■ What to do ■
[1] Answer these questions from the cricket passage, one per line:
(a) Who was named Man of the Series?
(b) Which England bowler took 14 wickets at 20?
(c) By how many wickets was the only victory that looked remotely in doubt won in the 1985/6 series?
[2] Write out the part of the cricket passage from "The return series" to "ten wicket wins.", word for word.
** Start Extract provided **
Opener Gordon Greenidge was named Man of the Series – with Larry Gomes the pair struck nearly one thousand runs and averaged in excess of 80. A pair of centuries each and England were always on the back foot. The pace attack of Garner, Holding, Marshall and Baptiste kept them there, never allowing the England batsmen to press forward or score freely. They formed a fearful foursome - a constant barrage of menacing pace, broken only by the offspin of Roger Harper, who filled a void whenever his side needed him, which wasn’t often. Marshall and Garner’s 53 wickets cost them both a shade over 18 – Holding’s 15 scalps looked expensive at 22, even Harper’s 13 victims came at a price of just 21.

Conversely, Allan Lamb, with three centuries at nearly 43, was the only England batsmen to average over 35 – captain Gower managed just 19. Without Lamb’s 386 runs, the margin of defeat would have been substantially greater. With the ball Paul Allott was an England stand out with 14 wickets at 20, the others read like dominant batting averages – Agnew, 48.5; Botham, 35.10; while Cook, Willis and Pringle all wallowed on the other side of 50.

The return series in the Caribbean in 1985/6 was equally lopsided, both in the result and the attitude of the respective combatants. Lloyd have given way to Viv Richards as leader of the pack and he paid homage to the man by building on the dominance his predecessor had helped usher in. The only victory that looked remotely in doubt ended in a seven wicket victory, while the series included victory by an innings and two ten wicket wins.
** End Extract provided **
** Start Dataset rows **
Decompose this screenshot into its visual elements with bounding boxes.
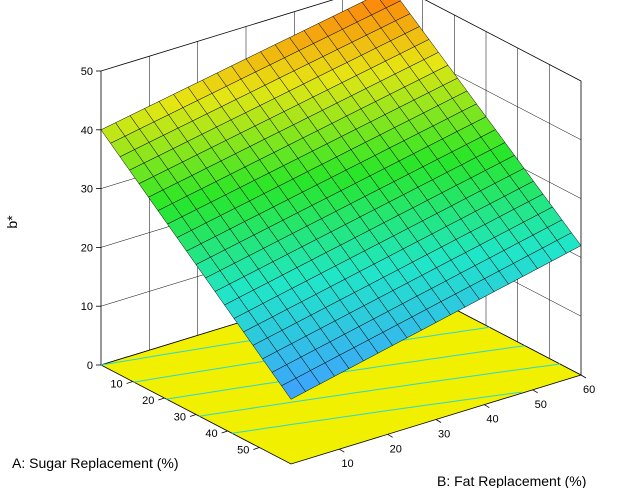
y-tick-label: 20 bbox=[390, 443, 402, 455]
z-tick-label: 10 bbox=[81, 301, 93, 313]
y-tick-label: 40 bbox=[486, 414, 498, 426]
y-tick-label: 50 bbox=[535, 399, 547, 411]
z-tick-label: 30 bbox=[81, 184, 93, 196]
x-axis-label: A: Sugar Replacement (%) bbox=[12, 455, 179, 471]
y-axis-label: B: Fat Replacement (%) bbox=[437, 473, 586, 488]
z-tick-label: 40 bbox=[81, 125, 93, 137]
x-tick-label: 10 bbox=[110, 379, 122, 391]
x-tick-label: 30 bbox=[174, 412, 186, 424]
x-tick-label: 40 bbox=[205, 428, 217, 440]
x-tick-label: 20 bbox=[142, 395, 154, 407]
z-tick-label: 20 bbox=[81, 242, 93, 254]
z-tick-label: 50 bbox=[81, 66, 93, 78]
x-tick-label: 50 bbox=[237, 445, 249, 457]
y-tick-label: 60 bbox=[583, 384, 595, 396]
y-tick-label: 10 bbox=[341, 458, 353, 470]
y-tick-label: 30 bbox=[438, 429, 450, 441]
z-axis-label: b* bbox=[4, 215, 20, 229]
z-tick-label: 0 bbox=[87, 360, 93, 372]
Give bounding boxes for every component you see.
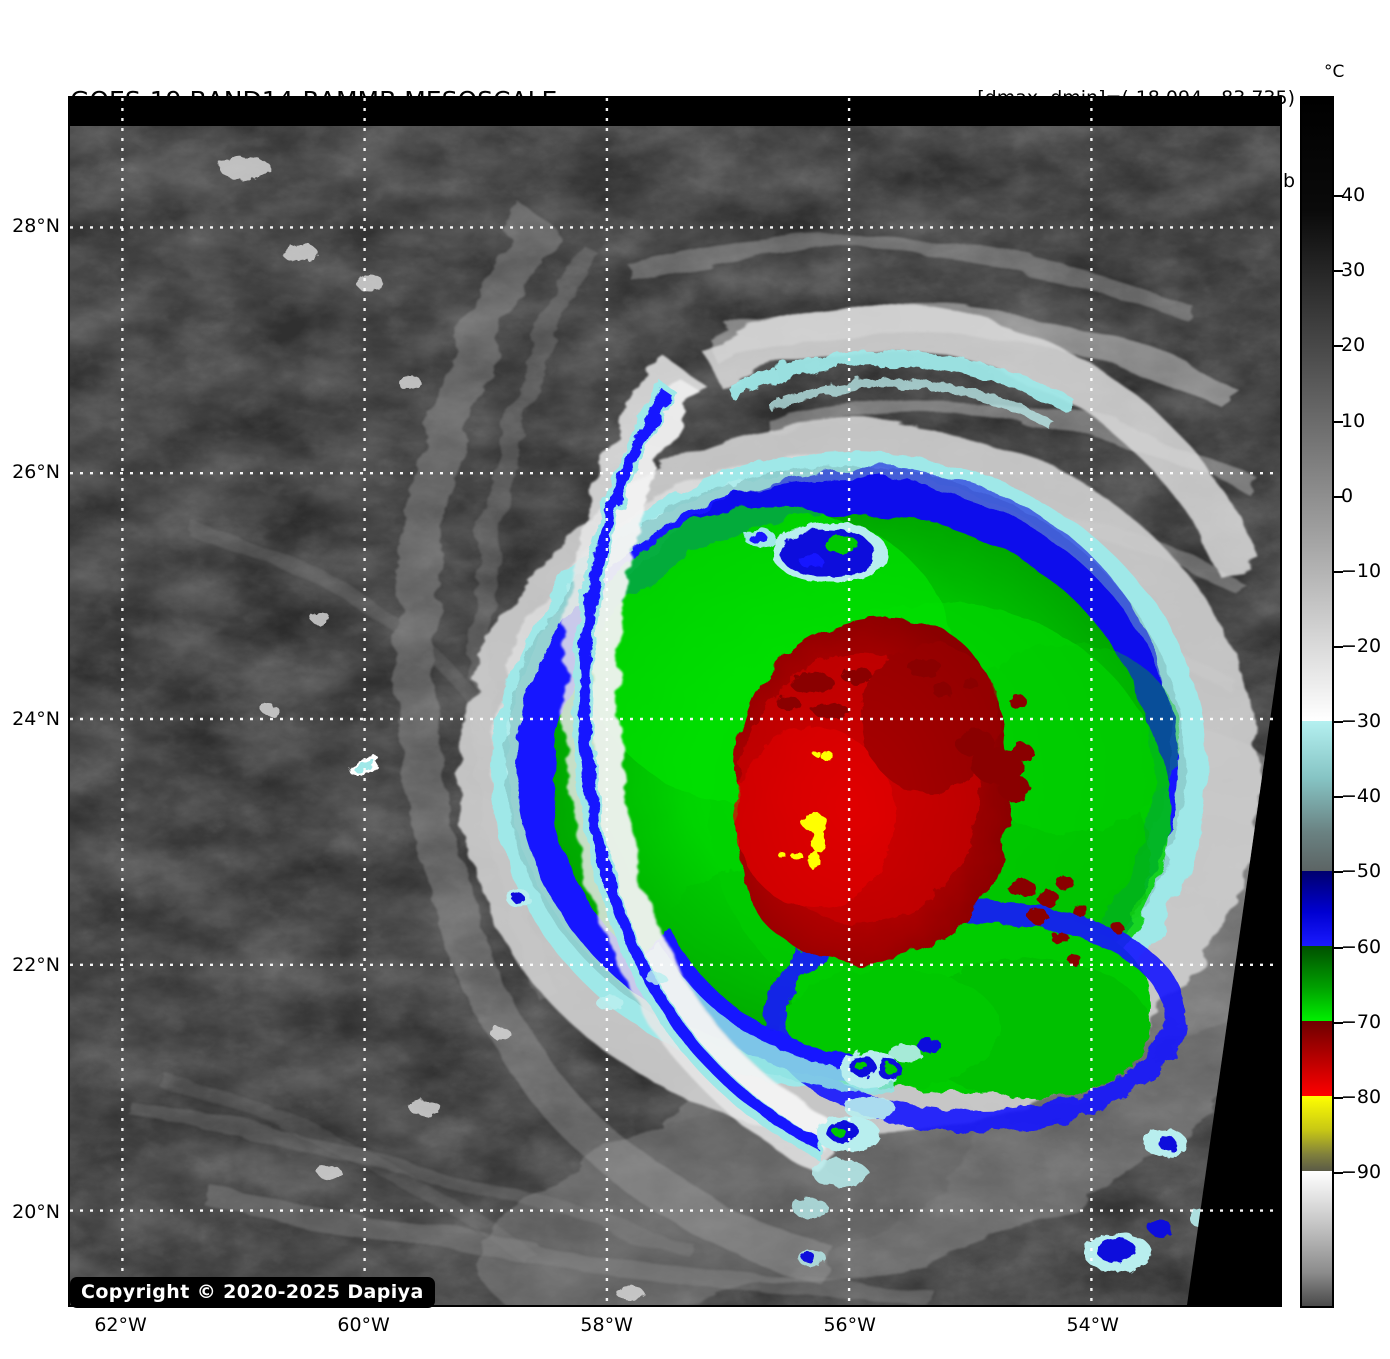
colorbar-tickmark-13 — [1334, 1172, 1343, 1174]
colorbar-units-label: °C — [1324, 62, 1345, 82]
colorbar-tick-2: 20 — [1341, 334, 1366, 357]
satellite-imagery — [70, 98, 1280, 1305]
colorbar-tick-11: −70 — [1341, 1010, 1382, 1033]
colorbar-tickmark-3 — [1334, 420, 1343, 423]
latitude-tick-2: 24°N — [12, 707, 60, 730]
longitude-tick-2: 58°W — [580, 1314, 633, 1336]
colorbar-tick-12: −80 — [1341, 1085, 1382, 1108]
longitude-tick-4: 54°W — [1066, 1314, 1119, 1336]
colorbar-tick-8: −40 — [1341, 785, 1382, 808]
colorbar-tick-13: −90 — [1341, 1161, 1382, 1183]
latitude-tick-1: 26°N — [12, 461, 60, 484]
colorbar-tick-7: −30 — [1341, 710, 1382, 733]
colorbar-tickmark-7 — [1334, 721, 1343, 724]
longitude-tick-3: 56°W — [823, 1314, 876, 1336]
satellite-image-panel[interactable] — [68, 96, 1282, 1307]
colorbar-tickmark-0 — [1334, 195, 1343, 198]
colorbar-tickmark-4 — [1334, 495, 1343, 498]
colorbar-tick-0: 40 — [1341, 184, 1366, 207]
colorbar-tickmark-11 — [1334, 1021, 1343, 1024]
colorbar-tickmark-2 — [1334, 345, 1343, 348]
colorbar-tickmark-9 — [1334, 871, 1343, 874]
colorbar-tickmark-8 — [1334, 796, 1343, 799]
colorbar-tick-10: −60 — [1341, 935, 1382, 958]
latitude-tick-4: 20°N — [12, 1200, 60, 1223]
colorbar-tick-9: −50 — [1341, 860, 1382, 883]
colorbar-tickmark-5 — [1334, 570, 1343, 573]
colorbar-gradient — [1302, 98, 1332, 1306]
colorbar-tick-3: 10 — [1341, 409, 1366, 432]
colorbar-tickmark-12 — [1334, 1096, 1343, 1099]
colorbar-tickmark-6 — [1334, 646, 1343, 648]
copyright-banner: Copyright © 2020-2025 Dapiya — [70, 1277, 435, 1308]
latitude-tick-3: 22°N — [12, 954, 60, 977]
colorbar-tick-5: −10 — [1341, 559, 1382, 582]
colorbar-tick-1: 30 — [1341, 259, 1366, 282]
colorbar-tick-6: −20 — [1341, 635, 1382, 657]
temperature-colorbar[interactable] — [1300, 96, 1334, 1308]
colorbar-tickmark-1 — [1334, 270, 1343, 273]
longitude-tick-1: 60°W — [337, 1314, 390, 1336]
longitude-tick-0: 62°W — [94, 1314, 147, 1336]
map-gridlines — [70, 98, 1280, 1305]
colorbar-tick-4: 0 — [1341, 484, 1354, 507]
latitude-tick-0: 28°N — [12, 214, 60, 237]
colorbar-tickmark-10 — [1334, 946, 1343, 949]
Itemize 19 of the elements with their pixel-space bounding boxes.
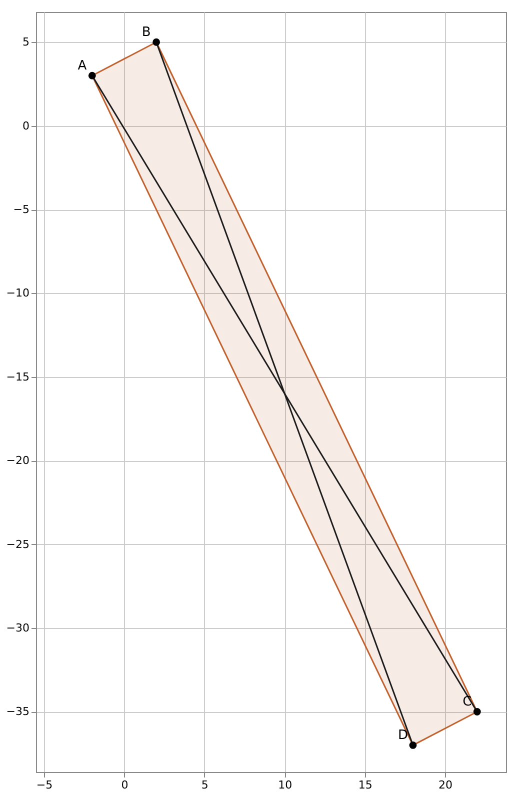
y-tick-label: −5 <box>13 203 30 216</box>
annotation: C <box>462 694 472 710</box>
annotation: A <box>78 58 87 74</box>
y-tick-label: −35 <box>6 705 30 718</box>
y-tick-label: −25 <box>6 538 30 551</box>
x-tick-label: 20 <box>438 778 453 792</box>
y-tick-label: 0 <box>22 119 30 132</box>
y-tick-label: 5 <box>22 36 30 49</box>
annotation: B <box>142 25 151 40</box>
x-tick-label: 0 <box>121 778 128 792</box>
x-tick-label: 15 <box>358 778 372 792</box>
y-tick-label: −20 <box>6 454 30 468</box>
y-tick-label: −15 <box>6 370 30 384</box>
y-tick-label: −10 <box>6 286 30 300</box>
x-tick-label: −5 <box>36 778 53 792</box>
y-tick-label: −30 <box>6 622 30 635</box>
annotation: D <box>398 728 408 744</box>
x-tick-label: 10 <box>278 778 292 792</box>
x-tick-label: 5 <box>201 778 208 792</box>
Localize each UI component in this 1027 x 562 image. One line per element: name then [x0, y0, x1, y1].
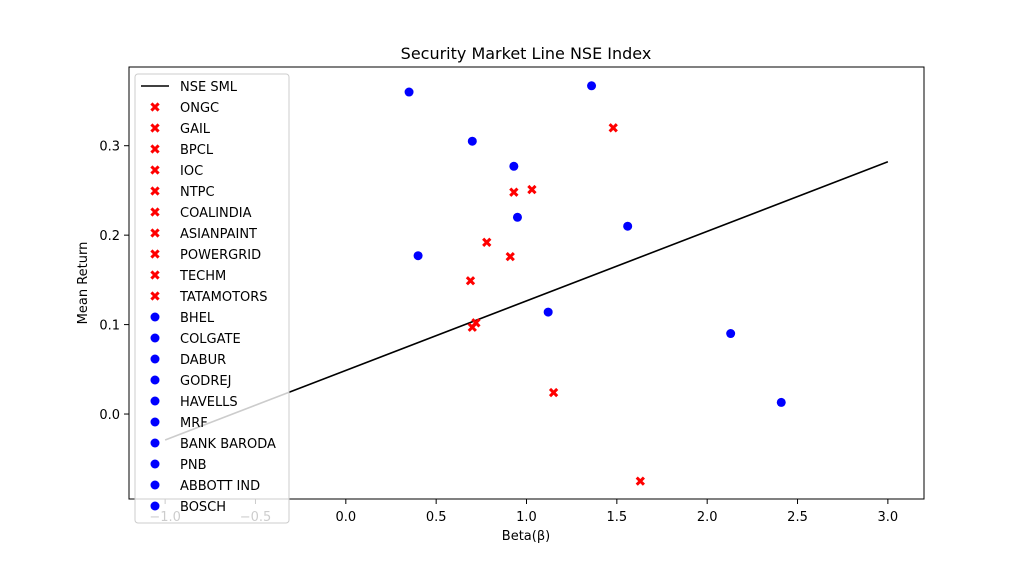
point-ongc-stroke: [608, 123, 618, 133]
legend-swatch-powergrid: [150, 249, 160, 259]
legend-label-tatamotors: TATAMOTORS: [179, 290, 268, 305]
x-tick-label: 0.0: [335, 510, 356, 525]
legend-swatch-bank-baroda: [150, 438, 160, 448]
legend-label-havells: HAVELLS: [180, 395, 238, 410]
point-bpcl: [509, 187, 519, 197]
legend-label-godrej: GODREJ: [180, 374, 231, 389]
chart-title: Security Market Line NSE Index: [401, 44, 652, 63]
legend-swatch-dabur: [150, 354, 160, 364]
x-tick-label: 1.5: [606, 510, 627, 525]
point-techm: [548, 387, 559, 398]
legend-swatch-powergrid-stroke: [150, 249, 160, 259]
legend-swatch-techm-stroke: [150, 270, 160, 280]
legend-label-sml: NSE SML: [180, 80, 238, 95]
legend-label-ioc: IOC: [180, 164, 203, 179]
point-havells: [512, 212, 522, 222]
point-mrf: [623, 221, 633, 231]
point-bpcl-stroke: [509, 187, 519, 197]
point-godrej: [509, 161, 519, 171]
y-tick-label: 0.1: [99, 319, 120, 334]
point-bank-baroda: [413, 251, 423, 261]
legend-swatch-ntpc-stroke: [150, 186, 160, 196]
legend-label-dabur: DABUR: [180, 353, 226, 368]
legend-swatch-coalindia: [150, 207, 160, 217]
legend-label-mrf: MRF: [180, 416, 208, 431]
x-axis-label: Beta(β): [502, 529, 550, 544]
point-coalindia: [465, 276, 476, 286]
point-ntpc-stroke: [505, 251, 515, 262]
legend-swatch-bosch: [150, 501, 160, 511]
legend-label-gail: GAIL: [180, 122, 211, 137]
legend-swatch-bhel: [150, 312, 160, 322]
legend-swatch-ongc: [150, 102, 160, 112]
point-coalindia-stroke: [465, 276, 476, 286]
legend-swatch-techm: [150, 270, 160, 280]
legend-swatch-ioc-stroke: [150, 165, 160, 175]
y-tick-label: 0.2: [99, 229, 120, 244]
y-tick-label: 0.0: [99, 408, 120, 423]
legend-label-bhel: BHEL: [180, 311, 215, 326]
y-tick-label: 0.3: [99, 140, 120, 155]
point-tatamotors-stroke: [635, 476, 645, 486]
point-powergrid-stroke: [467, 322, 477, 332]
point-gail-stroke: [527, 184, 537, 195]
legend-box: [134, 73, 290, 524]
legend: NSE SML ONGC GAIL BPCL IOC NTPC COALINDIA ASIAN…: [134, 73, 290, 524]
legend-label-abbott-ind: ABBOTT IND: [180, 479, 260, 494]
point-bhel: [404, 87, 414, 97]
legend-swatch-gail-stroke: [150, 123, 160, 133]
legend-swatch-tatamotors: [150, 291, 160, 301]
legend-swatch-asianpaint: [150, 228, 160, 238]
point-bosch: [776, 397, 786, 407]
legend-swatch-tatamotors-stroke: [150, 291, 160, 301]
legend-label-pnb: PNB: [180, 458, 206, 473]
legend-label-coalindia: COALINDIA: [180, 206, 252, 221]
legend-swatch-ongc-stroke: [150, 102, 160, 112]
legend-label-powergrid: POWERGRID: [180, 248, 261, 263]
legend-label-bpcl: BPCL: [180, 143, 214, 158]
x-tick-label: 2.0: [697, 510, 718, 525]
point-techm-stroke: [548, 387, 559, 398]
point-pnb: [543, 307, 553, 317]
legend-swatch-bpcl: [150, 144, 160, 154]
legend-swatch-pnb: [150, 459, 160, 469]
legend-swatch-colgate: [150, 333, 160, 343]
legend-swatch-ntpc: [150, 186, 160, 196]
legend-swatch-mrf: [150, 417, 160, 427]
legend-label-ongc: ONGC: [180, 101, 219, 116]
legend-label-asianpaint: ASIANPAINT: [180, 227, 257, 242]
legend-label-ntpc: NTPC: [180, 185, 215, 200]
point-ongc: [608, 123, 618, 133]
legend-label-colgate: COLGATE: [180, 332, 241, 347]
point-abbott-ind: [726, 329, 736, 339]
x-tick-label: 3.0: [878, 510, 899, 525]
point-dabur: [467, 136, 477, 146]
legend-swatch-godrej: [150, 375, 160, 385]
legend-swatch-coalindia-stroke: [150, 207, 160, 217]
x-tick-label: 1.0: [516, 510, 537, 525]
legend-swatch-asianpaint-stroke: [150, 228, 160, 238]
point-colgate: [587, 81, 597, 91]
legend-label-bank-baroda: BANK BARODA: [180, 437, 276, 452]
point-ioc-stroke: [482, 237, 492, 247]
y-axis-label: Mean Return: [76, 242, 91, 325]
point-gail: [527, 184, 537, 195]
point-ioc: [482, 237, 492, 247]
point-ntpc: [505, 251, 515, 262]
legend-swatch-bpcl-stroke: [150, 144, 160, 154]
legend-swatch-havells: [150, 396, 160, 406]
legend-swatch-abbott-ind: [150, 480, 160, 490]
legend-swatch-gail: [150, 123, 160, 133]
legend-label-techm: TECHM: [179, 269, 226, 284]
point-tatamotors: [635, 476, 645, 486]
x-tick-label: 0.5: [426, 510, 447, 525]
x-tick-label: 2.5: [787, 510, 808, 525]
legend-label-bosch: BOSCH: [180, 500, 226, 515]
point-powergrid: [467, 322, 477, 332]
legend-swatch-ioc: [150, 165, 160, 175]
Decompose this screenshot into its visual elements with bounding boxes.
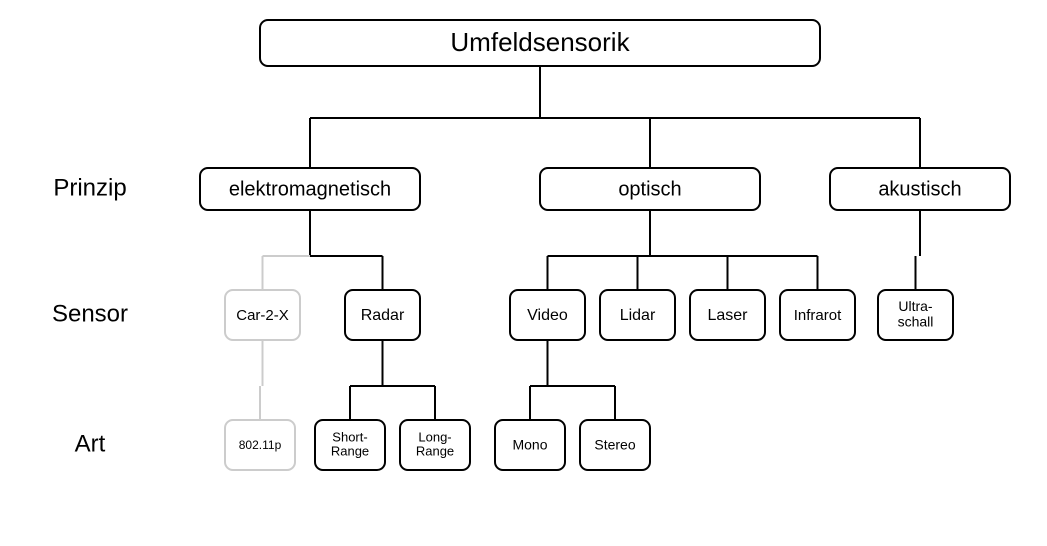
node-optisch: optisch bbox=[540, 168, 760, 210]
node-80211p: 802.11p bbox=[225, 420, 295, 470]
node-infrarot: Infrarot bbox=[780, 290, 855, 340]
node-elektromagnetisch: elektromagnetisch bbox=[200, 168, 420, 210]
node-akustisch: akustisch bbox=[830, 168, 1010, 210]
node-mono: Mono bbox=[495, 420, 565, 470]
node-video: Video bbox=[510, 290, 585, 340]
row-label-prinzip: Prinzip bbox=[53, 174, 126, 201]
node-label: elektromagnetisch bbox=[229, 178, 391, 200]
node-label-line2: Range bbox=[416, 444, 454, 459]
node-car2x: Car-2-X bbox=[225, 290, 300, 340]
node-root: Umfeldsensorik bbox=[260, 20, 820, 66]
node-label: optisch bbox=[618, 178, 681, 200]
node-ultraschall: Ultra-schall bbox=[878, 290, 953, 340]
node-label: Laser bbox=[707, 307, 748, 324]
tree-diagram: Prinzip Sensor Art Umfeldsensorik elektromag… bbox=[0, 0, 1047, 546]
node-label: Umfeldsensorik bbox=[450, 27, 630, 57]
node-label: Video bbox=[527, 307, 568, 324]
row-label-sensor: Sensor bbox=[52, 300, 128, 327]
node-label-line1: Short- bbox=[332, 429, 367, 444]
** End Dataset rows **
■ The results ■
[1]
(a) Gordon Greenidge
(b) Paul Allott
(c) Seven wickets

[2]
The return series in the Caribbean in 1985/6 was equally lopsided, both in the result and the attitude of the respective combatants. Lloyd have given way to Viv Richards as leader of the pack and he paid homage to the man by building on the dominance his predecessor had helped usher in. The only victory that looked remotely in doubt ended in a seven wicket victory, while the series included victory by an innings and two ten wicket wins.